[Stored dataset items]

^^^^

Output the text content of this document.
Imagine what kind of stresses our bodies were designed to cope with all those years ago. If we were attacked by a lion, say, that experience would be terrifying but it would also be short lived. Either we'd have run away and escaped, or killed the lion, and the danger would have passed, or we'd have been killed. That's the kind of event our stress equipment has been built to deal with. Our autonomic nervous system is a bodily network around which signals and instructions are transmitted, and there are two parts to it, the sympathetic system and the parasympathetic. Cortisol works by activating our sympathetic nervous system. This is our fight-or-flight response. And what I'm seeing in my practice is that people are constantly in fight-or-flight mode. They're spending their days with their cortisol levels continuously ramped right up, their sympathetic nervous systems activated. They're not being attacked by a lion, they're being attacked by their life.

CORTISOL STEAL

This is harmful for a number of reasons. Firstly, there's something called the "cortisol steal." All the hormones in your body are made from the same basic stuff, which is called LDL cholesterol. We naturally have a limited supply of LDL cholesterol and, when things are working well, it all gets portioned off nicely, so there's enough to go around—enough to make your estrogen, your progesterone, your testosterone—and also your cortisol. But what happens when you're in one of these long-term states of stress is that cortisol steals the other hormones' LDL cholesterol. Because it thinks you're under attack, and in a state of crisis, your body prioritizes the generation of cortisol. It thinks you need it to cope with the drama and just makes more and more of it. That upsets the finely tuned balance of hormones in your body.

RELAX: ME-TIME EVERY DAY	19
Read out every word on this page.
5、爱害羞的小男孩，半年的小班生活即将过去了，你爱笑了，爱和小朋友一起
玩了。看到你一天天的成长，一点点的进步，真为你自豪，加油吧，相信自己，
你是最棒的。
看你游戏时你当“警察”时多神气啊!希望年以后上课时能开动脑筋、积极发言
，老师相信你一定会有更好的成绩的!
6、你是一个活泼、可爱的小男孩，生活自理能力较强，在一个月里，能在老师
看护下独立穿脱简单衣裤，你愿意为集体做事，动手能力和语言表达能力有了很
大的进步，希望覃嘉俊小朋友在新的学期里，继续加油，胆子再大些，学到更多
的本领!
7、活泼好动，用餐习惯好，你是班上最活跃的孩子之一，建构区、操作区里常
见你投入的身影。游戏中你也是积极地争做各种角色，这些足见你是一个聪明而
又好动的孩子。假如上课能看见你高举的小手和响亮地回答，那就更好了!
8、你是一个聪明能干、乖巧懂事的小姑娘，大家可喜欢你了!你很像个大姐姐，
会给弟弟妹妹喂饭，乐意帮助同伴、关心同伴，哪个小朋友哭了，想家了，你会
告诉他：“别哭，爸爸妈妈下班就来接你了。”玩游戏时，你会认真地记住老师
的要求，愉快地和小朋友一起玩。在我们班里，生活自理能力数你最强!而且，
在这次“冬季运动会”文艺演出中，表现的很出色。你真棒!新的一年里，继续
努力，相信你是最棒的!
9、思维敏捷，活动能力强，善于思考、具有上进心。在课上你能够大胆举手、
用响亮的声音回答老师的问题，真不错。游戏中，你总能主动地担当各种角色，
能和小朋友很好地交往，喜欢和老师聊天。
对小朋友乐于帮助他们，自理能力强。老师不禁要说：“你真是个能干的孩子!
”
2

^^^^

▶ [SHORT EXERCISE] Copy the records above exactly as they appear.

▶ [RESULT OF THIS TASK]
Output the text content of this document.
Imagine what kind of stresses our bodies were designed to cope with all those years ago. If we were attacked by a lion, say, that experience would be terrifying but it would also be short lived. Either we'd have run away and escaped, or killed the lion, and the danger would have passed, or we'd have been killed. That's the kind of event our stress equipment has been built to deal with. Our autonomic nervous system is a bodily network around which signals and instructions are transmitted, and there are two parts to it, the sympathetic system and the parasympathetic. Cortisol works by activating our sympathetic nervous system. This is our fight-or-flight response. And what I'm seeing in my practice is that people are constantly in fight-or-flight mode. They're spending their days with their cortisol levels continuously ramped right up, their sympathetic nervous systems activated. They're not being attacked by a lion, they're being attacked by their life.

CORTISOL STEAL

This is harmful for a number of reasons. Firstly, there's something called the "cortisol steal." All the hormones in your body are made from the same basic stuff, which is called LDL cholesterol. We naturally have a limited supply of LDL cholesterol and, when things are working well, it all gets portioned off nicely, so there's enough to go around—enough to make your estrogen, your progesterone, your testosterone—and also your cortisol. But what happens when you're in one of these long-term states of stress is that cortisol steals the other hormones' LDL cholesterol. Because it thinks you're under attack, and in a state of crisis, your body prioritizes the generation of cortisol. It thinks you need it to cope with the drama and just makes more and more of it. That upsets the finely tuned balance of hormones in your body.

RELAX: ME-TIME EVERY DAY	19
Read out every word on this page.
5、爱害羞的小男孩，半年的小班生活即将过去了，你爱笑了，爱和小朋友一起
玩了。看到你一天天的成长，一点点的进步，真为你自豪，加油吧，相信自己，
你是最棒的。
看你游戏时你当“警察”时多神气啊!希望年以后上课时能开动脑筋、积极发言
，老师相信你一定会有更好的成绩的!
6、你是一个活泼、可爱的小男孩，生活自理能力较强，在一个月里，能在老师
看护下独立穿脱简单衣裤，你愿意为集体做事，动手能力和语言表达能力有了很
大的进步，希望覃嘉俊小朋友在新的学期里，继续加油，胆子再大些，学到更多
的本领!
7、活泼好动，用餐习惯好，你是班上最活跃的孩子之一，建构区、操作区里常
见你投入的身影。游戏中你也是积极地争做各种角色，这些足见你是一个聪明而
又好动的孩子。假如上课能看见你高举的小手和响亮地回答，那就更好了!
8、你是一个聪明能干、乖巧懂事的小姑娘，大家可喜欢你了!你很像个大姐姐，
会给弟弟妹妹喂饭，乐意帮助同伴、关心同伴，哪个小朋友哭了，想家了，你会
告诉他：“别哭，爸爸妈妈下班就来接你了。”玩游戏时，你会认真地记住老师
的要求，愉快地和小朋友一起玩。在我们班里，生活自理能力数你最强!而且，
在这次“冬季运动会”文艺演出中，表现的很出色。你真棒!新的一年里，继续
努力，相信你是最棒的!
9、思维敏捷，活动能力强，善于思考、具有上进心。在课上你能够大胆举手、
用响亮的声音回答老师的问题，真不错。游戏中，你总能主动地担当各种角色，
能和小朋友很好地交往，喜欢和老师聊天。
对小朋友乐于帮助他们，自理能力强。老师不禁要说：“你真是个能干的孩子!
”
2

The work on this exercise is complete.